## Challenge
Identify the lines that contain the word "some" and copy each one.

## Data provided
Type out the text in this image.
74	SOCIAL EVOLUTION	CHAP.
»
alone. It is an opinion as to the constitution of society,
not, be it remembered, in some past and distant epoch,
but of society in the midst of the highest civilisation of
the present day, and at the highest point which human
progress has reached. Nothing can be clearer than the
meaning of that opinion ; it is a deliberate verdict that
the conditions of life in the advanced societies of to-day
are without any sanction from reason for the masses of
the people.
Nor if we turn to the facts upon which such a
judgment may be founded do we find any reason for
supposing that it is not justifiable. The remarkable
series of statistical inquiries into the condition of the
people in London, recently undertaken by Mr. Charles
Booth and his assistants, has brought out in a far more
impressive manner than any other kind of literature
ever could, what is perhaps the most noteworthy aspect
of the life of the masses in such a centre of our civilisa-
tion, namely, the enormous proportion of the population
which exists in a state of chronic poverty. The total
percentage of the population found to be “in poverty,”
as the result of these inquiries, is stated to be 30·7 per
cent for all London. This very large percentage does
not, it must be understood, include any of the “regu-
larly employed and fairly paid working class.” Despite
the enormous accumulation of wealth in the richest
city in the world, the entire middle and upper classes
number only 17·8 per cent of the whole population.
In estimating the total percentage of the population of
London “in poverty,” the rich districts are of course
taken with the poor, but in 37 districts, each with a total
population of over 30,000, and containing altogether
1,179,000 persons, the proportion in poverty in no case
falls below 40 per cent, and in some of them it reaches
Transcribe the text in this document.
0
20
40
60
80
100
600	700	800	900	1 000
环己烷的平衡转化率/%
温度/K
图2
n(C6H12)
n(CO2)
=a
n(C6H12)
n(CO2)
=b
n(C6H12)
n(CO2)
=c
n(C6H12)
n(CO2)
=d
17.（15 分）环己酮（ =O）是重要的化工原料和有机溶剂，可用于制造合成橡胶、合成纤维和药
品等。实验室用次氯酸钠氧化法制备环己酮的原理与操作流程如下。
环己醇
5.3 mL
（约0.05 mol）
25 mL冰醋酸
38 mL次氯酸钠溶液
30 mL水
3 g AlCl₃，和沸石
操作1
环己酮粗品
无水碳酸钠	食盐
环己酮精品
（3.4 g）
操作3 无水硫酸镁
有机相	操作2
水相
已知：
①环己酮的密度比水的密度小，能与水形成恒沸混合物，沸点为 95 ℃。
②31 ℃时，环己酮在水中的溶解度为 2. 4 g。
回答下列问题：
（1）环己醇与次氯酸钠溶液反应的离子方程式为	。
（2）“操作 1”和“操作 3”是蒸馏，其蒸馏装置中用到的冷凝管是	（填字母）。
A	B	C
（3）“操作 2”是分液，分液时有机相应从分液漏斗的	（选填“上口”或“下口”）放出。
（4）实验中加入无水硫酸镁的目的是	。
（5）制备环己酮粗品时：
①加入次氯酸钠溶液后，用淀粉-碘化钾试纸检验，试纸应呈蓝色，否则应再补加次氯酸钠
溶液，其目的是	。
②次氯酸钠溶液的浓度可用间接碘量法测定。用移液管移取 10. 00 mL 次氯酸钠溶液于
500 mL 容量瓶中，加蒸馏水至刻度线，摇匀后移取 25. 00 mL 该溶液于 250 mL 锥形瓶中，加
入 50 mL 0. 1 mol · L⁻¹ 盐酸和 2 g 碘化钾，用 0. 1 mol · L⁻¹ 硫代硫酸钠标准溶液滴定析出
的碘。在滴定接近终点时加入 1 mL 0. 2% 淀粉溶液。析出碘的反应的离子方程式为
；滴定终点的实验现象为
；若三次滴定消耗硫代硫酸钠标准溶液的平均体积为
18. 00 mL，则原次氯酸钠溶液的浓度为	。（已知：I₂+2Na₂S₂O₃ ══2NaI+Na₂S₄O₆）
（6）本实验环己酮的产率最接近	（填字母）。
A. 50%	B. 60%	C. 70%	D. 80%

## The result
not, be it remembered, in some past and distant epoch,
falls below 40 per cent, and in some of them it reaches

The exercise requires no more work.